AIM OF THE EXERCISE
How many lines in the listing below include the word "title"? Reply with the count alone.

Records from a collection:
· · · · · · ·

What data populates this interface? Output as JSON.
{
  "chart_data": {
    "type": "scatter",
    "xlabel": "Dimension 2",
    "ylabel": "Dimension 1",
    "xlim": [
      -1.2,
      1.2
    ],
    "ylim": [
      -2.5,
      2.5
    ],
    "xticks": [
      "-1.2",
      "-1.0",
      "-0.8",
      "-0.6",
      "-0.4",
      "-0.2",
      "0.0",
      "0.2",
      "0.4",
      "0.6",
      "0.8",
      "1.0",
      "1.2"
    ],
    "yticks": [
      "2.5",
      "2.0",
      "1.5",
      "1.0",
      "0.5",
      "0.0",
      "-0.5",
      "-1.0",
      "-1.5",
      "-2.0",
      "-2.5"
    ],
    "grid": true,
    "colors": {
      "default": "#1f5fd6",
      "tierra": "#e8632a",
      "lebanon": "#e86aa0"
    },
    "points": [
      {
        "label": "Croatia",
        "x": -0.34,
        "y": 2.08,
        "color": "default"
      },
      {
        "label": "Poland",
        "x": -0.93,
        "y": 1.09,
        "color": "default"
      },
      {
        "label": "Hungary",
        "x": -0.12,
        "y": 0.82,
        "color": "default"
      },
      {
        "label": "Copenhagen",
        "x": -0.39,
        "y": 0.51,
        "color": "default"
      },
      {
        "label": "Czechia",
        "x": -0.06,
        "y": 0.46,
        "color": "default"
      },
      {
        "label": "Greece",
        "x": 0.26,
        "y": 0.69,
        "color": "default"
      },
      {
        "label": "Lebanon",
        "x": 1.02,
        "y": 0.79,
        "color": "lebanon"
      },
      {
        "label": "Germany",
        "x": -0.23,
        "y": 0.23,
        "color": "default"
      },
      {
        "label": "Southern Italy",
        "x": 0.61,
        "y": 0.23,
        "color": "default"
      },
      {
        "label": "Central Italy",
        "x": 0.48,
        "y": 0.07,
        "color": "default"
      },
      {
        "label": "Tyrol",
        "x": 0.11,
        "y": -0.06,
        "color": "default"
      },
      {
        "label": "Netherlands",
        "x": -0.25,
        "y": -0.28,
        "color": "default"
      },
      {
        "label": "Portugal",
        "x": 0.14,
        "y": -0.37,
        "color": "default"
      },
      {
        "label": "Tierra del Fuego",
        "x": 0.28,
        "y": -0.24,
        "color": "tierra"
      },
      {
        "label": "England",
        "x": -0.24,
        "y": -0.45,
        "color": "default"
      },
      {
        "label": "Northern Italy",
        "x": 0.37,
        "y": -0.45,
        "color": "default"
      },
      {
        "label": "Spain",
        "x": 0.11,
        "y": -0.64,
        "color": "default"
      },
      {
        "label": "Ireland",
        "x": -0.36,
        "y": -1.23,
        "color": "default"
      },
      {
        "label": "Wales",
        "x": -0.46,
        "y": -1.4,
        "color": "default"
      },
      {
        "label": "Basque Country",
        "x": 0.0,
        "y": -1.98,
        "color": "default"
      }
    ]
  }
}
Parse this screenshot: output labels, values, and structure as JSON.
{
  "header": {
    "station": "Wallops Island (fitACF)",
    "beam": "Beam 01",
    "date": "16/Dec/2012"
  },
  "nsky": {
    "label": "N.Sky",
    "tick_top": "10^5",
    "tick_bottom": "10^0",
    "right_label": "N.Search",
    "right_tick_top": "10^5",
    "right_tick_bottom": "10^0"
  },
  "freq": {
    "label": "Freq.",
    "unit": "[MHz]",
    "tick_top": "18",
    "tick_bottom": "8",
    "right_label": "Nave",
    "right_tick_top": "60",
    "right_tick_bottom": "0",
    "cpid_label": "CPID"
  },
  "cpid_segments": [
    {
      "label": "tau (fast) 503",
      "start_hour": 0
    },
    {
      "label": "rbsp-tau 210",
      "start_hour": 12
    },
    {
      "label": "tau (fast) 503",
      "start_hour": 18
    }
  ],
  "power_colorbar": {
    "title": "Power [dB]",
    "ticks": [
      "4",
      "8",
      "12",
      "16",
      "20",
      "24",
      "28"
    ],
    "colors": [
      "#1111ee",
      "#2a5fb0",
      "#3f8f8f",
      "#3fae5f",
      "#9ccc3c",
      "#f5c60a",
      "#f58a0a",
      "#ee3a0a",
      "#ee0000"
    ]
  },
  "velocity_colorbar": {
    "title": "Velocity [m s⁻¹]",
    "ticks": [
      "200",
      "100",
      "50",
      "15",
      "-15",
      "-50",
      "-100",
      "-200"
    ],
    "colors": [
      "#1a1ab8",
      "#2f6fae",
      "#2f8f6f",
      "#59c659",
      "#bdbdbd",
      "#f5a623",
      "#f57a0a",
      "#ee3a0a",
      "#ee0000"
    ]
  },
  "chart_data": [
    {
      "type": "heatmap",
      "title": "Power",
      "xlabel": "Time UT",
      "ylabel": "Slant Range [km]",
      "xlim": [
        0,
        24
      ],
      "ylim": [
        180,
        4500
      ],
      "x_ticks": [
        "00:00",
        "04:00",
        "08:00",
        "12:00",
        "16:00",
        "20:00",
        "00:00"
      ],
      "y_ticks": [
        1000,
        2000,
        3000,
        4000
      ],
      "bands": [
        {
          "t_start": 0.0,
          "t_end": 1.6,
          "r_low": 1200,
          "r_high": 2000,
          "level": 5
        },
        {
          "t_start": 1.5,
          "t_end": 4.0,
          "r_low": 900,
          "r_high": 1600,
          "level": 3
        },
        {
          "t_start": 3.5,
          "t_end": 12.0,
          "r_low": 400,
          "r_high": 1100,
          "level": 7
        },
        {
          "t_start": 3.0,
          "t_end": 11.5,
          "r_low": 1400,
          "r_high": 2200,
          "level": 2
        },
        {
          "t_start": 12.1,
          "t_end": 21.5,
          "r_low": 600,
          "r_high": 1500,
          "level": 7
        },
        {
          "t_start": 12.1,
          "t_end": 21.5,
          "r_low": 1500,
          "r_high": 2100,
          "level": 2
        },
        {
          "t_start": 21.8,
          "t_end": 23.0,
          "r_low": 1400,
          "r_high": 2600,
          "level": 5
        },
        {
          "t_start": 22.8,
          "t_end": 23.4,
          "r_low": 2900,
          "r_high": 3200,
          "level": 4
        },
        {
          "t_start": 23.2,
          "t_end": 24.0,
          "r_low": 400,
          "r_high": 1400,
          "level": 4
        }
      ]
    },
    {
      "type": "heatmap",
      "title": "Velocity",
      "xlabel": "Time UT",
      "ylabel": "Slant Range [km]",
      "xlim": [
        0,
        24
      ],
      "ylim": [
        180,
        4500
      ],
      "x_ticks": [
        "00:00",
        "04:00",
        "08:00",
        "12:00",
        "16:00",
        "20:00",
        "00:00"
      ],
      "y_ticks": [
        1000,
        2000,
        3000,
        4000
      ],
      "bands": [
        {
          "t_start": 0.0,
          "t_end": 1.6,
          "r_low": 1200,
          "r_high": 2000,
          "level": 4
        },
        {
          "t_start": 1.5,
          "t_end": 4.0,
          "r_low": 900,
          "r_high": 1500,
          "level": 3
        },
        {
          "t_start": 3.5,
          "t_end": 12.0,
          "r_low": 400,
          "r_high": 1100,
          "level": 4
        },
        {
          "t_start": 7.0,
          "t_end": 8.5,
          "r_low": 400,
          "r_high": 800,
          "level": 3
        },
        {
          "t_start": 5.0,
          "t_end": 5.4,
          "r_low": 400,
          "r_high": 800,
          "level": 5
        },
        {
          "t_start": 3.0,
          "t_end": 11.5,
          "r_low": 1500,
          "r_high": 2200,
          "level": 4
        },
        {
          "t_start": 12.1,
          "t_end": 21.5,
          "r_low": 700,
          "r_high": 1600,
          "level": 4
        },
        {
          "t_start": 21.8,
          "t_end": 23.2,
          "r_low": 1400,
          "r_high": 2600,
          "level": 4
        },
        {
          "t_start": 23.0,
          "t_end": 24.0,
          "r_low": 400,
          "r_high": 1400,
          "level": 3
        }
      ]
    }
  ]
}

· · · · · · ·

TASK ANSWER
4